Coordinate annotation records
"""

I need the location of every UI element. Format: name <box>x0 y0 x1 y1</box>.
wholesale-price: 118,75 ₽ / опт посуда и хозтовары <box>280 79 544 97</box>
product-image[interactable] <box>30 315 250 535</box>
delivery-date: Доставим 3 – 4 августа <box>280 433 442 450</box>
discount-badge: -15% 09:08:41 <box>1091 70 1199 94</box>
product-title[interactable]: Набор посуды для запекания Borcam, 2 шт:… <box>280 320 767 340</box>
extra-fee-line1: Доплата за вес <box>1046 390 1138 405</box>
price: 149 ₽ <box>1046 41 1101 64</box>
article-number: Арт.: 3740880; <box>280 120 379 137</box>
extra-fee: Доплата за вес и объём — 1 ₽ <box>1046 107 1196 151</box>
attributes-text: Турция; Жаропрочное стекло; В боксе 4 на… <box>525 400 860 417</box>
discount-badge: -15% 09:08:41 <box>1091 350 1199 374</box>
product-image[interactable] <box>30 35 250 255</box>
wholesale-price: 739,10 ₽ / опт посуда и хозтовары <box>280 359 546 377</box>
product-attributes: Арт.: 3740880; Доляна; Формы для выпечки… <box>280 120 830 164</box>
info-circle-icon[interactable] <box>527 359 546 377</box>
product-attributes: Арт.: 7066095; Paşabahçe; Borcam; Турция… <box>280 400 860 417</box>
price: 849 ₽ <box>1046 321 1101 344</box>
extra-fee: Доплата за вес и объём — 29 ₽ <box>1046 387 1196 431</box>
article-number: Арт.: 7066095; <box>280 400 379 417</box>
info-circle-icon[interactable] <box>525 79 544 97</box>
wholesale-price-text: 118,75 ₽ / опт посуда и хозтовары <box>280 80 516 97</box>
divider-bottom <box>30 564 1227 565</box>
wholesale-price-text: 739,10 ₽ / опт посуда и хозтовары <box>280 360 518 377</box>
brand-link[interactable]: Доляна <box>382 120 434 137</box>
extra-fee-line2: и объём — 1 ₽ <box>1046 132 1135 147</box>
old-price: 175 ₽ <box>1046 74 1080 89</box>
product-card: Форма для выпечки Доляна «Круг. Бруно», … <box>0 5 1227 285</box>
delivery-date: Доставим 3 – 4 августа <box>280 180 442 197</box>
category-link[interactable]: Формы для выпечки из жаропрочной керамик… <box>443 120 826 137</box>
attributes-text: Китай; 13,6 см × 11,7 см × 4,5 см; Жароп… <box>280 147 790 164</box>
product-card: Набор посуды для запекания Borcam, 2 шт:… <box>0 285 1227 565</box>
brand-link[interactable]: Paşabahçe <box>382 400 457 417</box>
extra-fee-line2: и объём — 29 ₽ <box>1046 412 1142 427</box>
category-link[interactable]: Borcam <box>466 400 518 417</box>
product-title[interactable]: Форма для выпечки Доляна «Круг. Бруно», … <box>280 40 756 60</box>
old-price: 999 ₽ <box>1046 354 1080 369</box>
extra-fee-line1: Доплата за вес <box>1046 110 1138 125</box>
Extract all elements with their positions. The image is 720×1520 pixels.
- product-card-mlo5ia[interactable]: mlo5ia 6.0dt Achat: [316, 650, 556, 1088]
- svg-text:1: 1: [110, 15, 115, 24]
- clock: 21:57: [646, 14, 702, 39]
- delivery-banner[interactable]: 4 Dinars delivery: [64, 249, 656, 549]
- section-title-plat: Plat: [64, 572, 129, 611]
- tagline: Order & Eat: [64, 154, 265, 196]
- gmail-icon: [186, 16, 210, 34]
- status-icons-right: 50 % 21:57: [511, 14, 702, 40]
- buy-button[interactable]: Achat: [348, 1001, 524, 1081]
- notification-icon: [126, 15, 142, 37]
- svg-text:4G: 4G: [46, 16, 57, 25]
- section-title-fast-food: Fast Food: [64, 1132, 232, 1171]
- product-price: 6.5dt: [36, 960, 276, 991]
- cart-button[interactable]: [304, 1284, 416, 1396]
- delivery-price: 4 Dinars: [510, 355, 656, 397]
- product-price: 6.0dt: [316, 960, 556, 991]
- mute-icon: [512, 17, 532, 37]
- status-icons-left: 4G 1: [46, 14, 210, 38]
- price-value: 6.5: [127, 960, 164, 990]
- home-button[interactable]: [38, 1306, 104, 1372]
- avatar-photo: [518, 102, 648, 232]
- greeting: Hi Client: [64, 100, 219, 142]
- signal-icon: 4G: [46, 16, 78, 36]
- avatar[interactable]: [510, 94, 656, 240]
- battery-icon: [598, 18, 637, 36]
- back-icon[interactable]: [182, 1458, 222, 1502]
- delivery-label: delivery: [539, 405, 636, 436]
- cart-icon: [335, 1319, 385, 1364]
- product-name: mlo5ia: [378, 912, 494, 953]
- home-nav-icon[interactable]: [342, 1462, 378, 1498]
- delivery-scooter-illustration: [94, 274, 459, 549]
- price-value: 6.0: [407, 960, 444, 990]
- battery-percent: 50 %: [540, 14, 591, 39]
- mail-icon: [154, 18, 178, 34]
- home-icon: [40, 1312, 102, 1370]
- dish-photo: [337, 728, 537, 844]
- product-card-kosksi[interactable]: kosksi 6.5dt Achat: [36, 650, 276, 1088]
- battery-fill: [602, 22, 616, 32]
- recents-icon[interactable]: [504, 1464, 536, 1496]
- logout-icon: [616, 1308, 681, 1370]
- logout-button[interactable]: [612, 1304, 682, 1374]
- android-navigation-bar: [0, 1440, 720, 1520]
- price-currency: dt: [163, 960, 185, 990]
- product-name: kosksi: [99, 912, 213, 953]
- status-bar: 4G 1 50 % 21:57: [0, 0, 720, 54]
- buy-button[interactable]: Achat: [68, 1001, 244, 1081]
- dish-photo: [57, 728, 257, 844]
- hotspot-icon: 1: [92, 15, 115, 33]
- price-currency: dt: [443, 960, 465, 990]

"""

- _PROBLEM_:
Repeat these records line for line, without changing a single character.

- _FINAL RESULT_:
I need the location of every UI element. Format: name <box>x0 y0 x1 y1</box>.
wholesale-price: 118,75 ₽ / опт посуда и хозтовары <box>280 79 544 97</box>
product-image[interactable] <box>30 315 250 535</box>
delivery-date: Доставим 3 – 4 августа <box>280 433 442 450</box>
discount-badge: -15% 09:08:41 <box>1091 70 1199 94</box>
product-title[interactable]: Набор посуды для запекания Borcam, 2 шт:… <box>280 320 767 340</box>
extra-fee-line1: Доплата за вес <box>1046 390 1138 405</box>
price: 149 ₽ <box>1046 41 1101 64</box>
article-number: Арт.: 3740880; <box>280 120 379 137</box>
extra-fee: Доплата за вес и объём — 1 ₽ <box>1046 107 1196 151</box>
attributes-text: Турция; Жаропрочное стекло; В боксе 4 на… <box>525 400 860 417</box>
discount-badge: -15% 09:08:41 <box>1091 350 1199 374</box>
product-image[interactable] <box>30 35 250 255</box>
wholesale-price: 739,10 ₽ / опт посуда и хозтовары <box>280 359 546 377</box>
product-attributes: Арт.: 3740880; Доляна; Формы для выпечки… <box>280 120 830 164</box>
info-circle-icon[interactable] <box>527 359 546 377</box>
product-attributes: Арт.: 7066095; Paşabahçe; Borcam; Турция… <box>280 400 860 417</box>
price: 849 ₽ <box>1046 321 1101 344</box>
extra-fee: Доплата за вес и объём — 29 ₽ <box>1046 387 1196 431</box>
article-number: Арт.: 7066095; <box>280 400 379 417</box>
info-circle-icon[interactable] <box>525 79 544 97</box>
wholesale-price-text: 118,75 ₽ / опт посуда и хозтовары <box>280 80 516 97</box>
divider-bottom <box>30 564 1227 565</box>
wholesale-price-text: 739,10 ₽ / опт посуда и хозтовары <box>280 360 518 377</box>
brand-link[interactable]: Доляна <box>382 120 434 137</box>
extra-fee-line2: и объём — 1 ₽ <box>1046 132 1135 147</box>
old-price: 175 ₽ <box>1046 74 1080 89</box>
product-card: Форма для выпечки Доляна «Круг. Бруно», … <box>0 5 1227 285</box>
delivery-date: Доставим 3 – 4 августа <box>280 180 442 197</box>
category-link[interactable]: Формы для выпечки из жаропрочной керамик… <box>443 120 826 137</box>
attributes-text: Китай; 13,6 см × 11,7 см × 4,5 см; Жароп… <box>280 147 790 164</box>
product-card: Набор посуды для запекания Borcam, 2 шт:… <box>0 285 1227 565</box>
brand-link[interactable]: Paşabahçe <box>382 400 457 417</box>
extra-fee-line2: и объём — 29 ₽ <box>1046 412 1142 427</box>
category-link[interactable]: Borcam <box>466 400 518 417</box>
product-title[interactable]: Форма для выпечки Доляна «Круг. Бруно», … <box>280 40 756 60</box>
old-price: 999 ₽ <box>1046 354 1080 369</box>
extra-fee-line1: Доплата за вес <box>1046 110 1138 125</box>
Extract all elements with their positions. The image is 720×1520 pixels.
- product-card-mlo5ia[interactable]: mlo5ia 6.0dt Achat: [316, 650, 556, 1088]
- svg-text:1: 1: [110, 15, 115, 24]
- clock: 21:57: [646, 14, 702, 39]
- delivery-banner[interactable]: 4 Dinars delivery: [64, 249, 656, 549]
- section-title-plat: Plat: [64, 572, 129, 611]
- tagline: Order & Eat: [64, 154, 265, 196]
- gmail-icon: [186, 16, 210, 34]
- status-icons-right: 50 % 21:57: [511, 14, 702, 40]
- buy-button[interactable]: Achat: [348, 1001, 524, 1081]
- notification-icon: [126, 15, 142, 37]
- svg-text:4G: 4G: [46, 16, 57, 25]
- section-title-fast-food: Fast Food: [64, 1132, 232, 1171]
- product-price: 6.5dt: [36, 960, 276, 991]
- cart-button[interactable]: [304, 1284, 416, 1396]
- delivery-price: 4 Dinars: [510, 355, 656, 397]
- product-price: 6.0dt: [316, 960, 556, 991]
- mute-icon: [512, 17, 532, 37]
- status-icons-left: 4G 1: [46, 14, 210, 38]
- price-value: 6.5: [127, 960, 164, 990]
- home-button[interactable]: [38, 1306, 104, 1372]
- avatar-photo: [518, 102, 648, 232]
- greeting: Hi Client: [64, 100, 219, 142]
- signal-icon: 4G: [46, 16, 78, 36]
- avatar[interactable]: [510, 94, 656, 240]
- battery-icon: [598, 18, 637, 36]
- back-icon[interactable]: [182, 1458, 222, 1502]
- delivery-label: delivery: [539, 405, 636, 436]
- cart-icon: [335, 1319, 385, 1364]
- product-name: mlo5ia: [378, 912, 494, 953]
- home-nav-icon[interactable]: [342, 1462, 378, 1498]
- delivery-scooter-illustration: [94, 274, 459, 549]
- price-value: 6.0: [407, 960, 444, 990]
- battery-percent: 50 %: [540, 14, 591, 39]
- mail-icon: [154, 18, 178, 34]
- home-icon: [40, 1312, 102, 1370]
- dish-photo: [337, 728, 537, 844]
- product-card-kosksi[interactable]: kosksi 6.5dt Achat: [36, 650, 276, 1088]
- battery-fill: [602, 22, 616, 32]
- recents-icon[interactable]: [504, 1464, 536, 1496]
- logout-icon: [616, 1308, 681, 1370]
- logout-button[interactable]: [612, 1304, 682, 1374]
- android-navigation-bar: [0, 1440, 720, 1520]
- price-currency: dt: [163, 960, 185, 990]
- product-name: kosksi: [99, 912, 213, 953]
- status-bar: 4G 1 50 % 21:57: [0, 0, 720, 54]
- buy-button[interactable]: Achat: [68, 1001, 244, 1081]
- dish-photo: [57, 728, 257, 844]
- hotspot-icon: 1: [92, 15, 115, 33]
- price-currency: dt: [443, 960, 465, 990]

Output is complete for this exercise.